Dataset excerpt
---+---

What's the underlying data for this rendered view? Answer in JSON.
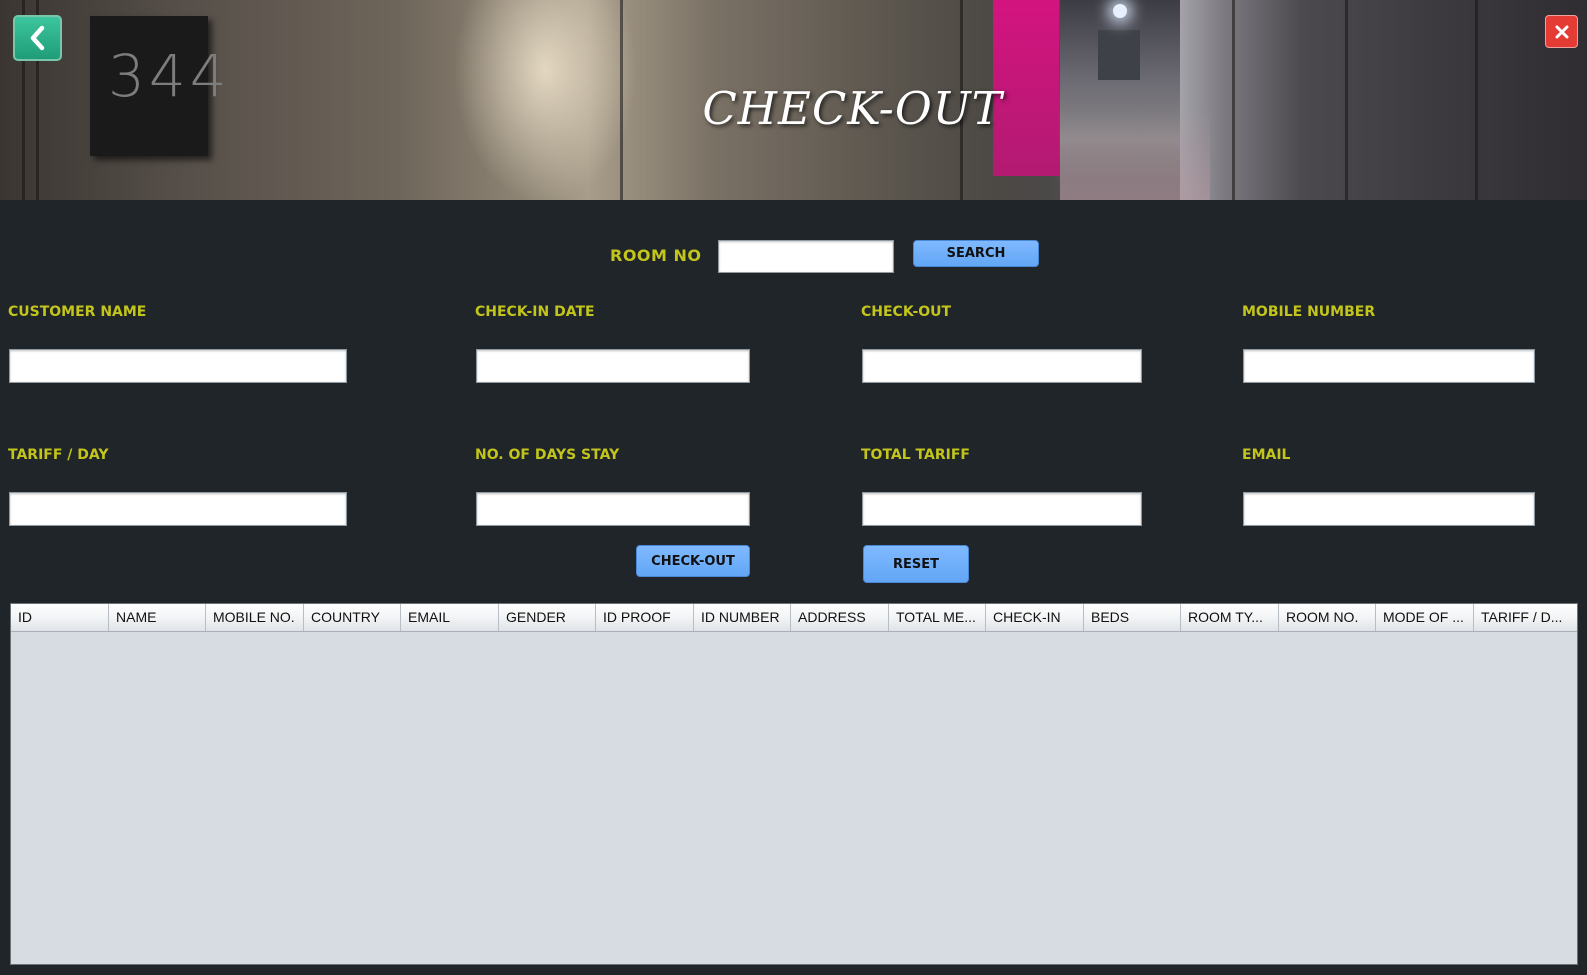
{
  "header": {
    "title": "CHECK-OUT",
    "door_number": "344",
    "back_icon": "chevron-left-icon",
    "close_icon": "close-icon",
    "colors": {
      "back": "#2bb58d",
      "close": "#e53b35"
    }
  },
  "search": {
    "room_no_label": "ROOM NO",
    "room_no_value": "",
    "search_button": "SEARCH"
  },
  "form": {
    "customer_name_label": "CUSTOMER NAME",
    "checkin_date_label": "CHECK-IN DATE",
    "checkout_label": "CHECK-OUT",
    "mobile_number_label": "MOBILE NUMBER",
    "tariff_day_label": "TARIFF / DAY",
    "days_stay_label": "NO. OF DAYS STAY",
    "total_tariff_label": "TOTAL TARIFF",
    "email_label": "EMAIL",
    "label_color": "#c3c51c"
  },
  "actions": {
    "checkout_button": "CHECK-OUT",
    "reset_button": "RESET",
    "button_color": "#6faef9"
  },
  "table": {
    "columns": [
      "ID",
      "NAME",
      "MOBILE NO.",
      "COUNTRY",
      "EMAIL",
      "GENDER",
      "ID PROOF",
      "ID NUMBER",
      "ADDRESS",
      "TOTAL ME...",
      "CHECK-IN",
      "BEDS",
      "ROOM TY...",
      "ROOM NO.",
      "MODE OF ...",
      "TARIFF / D..."
    ],
    "rows": []
  }
}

---+---

Copy each line of the records precisely and drop any images they hold.

What's the underlying data for this rendered view? Answer in JSON.
{
  "header": {
    "title": "CHECK-OUT",
    "door_number": "344",
    "back_icon": "chevron-left-icon",
    "close_icon": "close-icon",
    "colors": {
      "back": "#2bb58d",
      "close": "#e53b35"
    }
  },
  "search": {
    "room_no_label": "ROOM NO",
    "room_no_value": "",
    "search_button": "SEARCH"
  },
  "form": {
    "customer_name_label": "CUSTOMER NAME",
    "checkin_date_label": "CHECK-IN DATE",
    "checkout_label": "CHECK-OUT",
    "mobile_number_label": "MOBILE NUMBER",
    "tariff_day_label": "TARIFF / DAY",
    "days_stay_label": "NO. OF DAYS STAY",
    "total_tariff_label": "TOTAL TARIFF",
    "email_label": "EMAIL",
    "label_color": "#c3c51c"
  },
  "actions": {
    "checkout_button": "CHECK-OUT",
    "reset_button": "RESET",
    "button_color": "#6faef9"
  },
  "table": {
    "columns": [
      "ID",
      "NAME",
      "MOBILE NO.",
      "COUNTRY",
      "EMAIL",
      "GENDER",
      "ID PROOF",
      "ID NUMBER",
      "ADDRESS",
      "TOTAL ME...",
      "CHECK-IN",
      "BEDS",
      "ROOM TY...",
      "ROOM NO.",
      "MODE OF ...",
      "TARIFF / D..."
    ],
    "rows": []
  }
}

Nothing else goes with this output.